Stored dataset items:
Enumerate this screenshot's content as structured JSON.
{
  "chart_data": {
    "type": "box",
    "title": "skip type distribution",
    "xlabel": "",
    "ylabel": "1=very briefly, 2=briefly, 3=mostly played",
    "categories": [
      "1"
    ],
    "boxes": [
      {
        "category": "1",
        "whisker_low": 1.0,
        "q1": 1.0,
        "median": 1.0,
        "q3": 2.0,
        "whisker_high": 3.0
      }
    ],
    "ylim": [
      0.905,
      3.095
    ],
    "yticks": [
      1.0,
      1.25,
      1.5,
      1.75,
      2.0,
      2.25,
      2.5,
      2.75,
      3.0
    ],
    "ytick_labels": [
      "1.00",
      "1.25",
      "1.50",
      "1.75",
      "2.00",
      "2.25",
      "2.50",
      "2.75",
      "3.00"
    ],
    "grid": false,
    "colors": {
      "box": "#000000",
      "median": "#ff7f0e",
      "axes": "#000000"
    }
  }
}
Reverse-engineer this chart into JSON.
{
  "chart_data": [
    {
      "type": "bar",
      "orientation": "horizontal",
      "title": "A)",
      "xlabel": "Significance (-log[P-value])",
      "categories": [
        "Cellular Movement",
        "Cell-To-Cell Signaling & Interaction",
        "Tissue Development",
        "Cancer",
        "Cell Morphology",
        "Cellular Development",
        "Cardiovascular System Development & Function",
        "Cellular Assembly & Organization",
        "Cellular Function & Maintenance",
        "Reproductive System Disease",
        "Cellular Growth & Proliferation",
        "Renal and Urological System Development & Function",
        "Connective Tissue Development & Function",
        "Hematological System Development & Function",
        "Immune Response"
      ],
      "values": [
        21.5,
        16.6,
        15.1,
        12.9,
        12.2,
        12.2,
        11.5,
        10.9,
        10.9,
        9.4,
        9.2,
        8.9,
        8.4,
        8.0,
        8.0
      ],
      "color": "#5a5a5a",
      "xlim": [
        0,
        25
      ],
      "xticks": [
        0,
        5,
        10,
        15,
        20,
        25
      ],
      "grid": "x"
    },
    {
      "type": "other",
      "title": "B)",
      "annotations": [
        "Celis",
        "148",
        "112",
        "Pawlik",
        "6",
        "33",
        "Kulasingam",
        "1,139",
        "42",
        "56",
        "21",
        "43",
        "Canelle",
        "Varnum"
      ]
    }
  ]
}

§ EXERCISE OBJECTIVE: Retype all of the material, keeping each line exact.

§ FINAL RESULT:
Enumerate this screenshot's content as structured JSON.
{
  "chart_data": {
    "type": "box",
    "title": "skip type distribution",
    "xlabel": "",
    "ylabel": "1=very briefly, 2=briefly, 3=mostly played",
    "categories": [
      "1"
    ],
    "boxes": [
      {
        "category": "1",
        "whisker_low": 1.0,
        "q1": 1.0,
        "median": 1.0,
        "q3": 2.0,
        "whisker_high": 3.0
      }
    ],
    "ylim": [
      0.905,
      3.095
    ],
    "yticks": [
      1.0,
      1.25,
      1.5,
      1.75,
      2.0,
      2.25,
      2.5,
      2.75,
      3.0
    ],
    "ytick_labels": [
      "1.00",
      "1.25",
      "1.50",
      "1.75",
      "2.00",
      "2.25",
      "2.50",
      "2.75",
      "3.00"
    ],
    "grid": false,
    "colors": {
      "box": "#000000",
      "median": "#ff7f0e",
      "axes": "#000000"
    }
  }
}
Reverse-engineer this chart into JSON.
{
  "chart_data": [
    {
      "type": "bar",
      "orientation": "horizontal",
      "title": "A)",
      "xlabel": "Significance (-log[P-value])",
      "categories": [
        "Cellular Movement",
        "Cell-To-Cell Signaling & Interaction",
        "Tissue Development",
        "Cancer",
        "Cell Morphology",
        "Cellular Development",
        "Cardiovascular System Development & Function",
        "Cellular Assembly & Organization",
        "Cellular Function & Maintenance",
        "Reproductive System Disease",
        "Cellular Growth & Proliferation",
        "Renal and Urological System Development & Function",
        "Connective Tissue Development & Function",
        "Hematological System Development & Function",
        "Immune Response"
      ],
      "values": [
        21.5,
        16.6,
        15.1,
        12.9,
        12.2,
        12.2,
        11.5,
        10.9,
        10.9,
        9.4,
        9.2,
        8.9,
        8.4,
        8.0,
        8.0
      ],
      "color": "#5a5a5a",
      "xlim": [
        0,
        25
      ],
      "xticks": [
        0,
        5,
        10,
        15,
        20,
        25
      ],
      "grid": "x"
    },
    {
      "type": "other",
      "title": "B)",
      "annotations": [
        "Celis",
        "148",
        "112",
        "Pawlik",
        "6",
        "33",
        "Kulasingam",
        "1,139",
        "42",
        "56",
        "21",
        "43",
        "Canelle",
        "Varnum"
      ]
    }
  ]
}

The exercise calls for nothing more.